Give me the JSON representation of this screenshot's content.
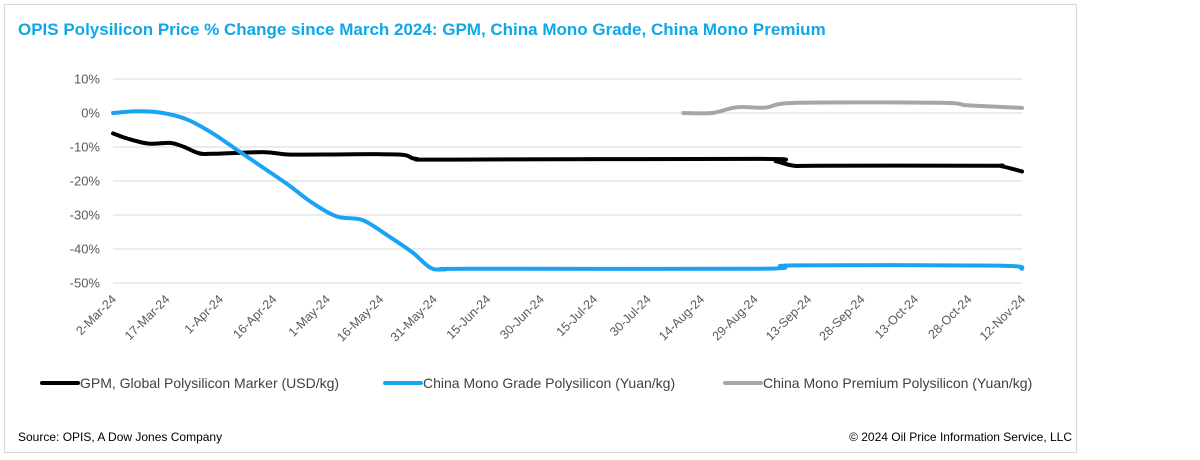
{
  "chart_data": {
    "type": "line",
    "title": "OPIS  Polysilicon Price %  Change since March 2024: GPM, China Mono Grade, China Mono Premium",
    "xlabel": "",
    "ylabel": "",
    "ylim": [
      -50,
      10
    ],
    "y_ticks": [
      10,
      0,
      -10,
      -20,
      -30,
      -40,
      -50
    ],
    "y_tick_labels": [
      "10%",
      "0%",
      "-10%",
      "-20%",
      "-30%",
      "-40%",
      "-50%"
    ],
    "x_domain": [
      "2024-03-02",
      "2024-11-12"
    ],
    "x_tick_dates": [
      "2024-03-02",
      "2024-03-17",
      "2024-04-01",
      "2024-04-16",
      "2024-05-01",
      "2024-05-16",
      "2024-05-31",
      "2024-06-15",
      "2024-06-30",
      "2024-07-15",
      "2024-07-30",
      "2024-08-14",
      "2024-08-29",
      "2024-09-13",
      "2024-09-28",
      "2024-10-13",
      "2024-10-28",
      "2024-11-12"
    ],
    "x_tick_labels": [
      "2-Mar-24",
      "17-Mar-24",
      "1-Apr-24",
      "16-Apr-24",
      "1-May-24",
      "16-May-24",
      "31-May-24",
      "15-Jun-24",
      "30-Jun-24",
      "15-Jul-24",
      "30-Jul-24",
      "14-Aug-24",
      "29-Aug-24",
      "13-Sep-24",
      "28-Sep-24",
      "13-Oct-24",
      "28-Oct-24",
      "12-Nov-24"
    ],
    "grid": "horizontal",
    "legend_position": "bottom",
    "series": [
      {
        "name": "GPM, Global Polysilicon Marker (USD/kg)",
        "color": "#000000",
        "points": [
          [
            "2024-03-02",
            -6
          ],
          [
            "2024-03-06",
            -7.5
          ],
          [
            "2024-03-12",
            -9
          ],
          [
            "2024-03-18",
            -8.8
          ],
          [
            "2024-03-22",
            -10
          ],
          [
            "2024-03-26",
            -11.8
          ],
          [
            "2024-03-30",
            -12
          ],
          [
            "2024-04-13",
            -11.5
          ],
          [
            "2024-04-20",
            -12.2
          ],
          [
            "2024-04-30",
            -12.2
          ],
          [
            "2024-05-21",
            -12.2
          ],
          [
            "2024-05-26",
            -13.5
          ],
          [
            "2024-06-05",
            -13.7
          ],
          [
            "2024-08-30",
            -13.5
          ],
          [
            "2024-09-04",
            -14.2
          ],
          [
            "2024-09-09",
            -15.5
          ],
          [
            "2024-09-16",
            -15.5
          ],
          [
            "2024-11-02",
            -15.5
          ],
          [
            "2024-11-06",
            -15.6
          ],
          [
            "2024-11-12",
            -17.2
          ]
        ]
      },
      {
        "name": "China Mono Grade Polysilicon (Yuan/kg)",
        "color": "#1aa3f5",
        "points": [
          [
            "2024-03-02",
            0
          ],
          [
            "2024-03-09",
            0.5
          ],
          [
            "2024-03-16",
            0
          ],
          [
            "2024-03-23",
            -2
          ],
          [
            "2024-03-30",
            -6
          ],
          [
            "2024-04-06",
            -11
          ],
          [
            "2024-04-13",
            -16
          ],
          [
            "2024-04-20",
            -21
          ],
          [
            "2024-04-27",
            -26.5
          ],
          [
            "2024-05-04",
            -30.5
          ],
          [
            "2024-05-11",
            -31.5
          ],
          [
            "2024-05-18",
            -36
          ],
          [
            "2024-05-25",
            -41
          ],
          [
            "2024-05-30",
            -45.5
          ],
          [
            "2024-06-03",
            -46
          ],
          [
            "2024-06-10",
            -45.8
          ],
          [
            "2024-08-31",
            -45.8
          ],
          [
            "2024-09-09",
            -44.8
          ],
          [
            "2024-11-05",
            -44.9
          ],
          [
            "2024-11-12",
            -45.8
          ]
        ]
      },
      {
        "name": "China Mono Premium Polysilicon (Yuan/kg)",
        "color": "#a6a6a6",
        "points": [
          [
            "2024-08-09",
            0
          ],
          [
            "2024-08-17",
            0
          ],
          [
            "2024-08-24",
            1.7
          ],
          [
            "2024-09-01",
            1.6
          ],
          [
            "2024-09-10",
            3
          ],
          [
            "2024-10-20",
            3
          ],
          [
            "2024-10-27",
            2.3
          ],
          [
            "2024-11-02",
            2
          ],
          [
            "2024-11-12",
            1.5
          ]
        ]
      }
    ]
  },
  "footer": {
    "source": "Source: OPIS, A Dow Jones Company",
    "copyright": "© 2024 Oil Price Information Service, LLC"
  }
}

- - - - -

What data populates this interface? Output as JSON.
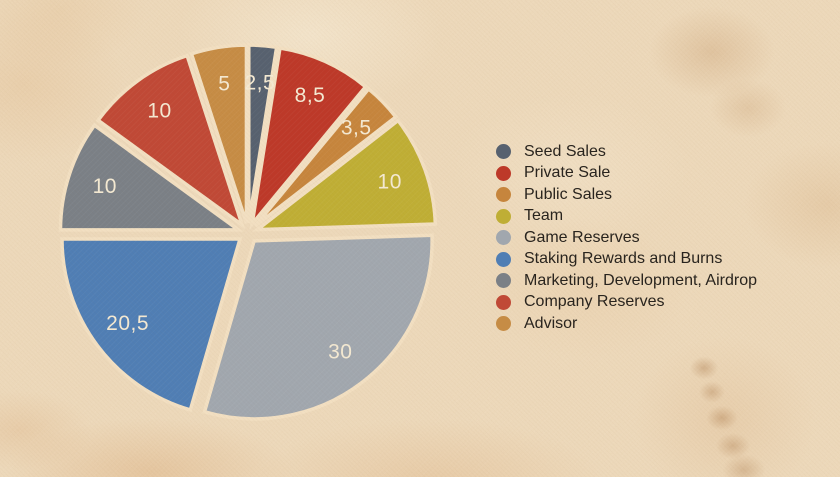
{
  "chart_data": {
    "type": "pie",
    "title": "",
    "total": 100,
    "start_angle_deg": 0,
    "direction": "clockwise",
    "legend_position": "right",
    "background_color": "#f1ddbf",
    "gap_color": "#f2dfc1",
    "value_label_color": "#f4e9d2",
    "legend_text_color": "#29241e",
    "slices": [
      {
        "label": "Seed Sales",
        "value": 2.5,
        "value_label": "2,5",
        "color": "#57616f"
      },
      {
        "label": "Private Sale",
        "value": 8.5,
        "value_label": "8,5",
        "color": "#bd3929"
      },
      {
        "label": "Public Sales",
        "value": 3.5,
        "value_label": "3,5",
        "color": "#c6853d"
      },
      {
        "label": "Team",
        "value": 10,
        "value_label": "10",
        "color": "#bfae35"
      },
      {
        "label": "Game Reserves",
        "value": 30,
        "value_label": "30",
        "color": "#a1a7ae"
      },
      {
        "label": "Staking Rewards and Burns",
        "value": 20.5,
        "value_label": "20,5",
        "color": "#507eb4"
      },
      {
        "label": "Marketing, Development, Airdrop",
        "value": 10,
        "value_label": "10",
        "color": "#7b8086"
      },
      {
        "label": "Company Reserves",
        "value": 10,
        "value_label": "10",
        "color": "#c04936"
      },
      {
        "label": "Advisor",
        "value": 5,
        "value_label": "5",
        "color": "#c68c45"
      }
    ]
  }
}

- - - - -

— Problem requirements —
For each line in the data above that contains the string "this", extract the line.

— Written response —
Give me the JSON representation of this screenshot's content.
What data populates this interface? Output as JSON.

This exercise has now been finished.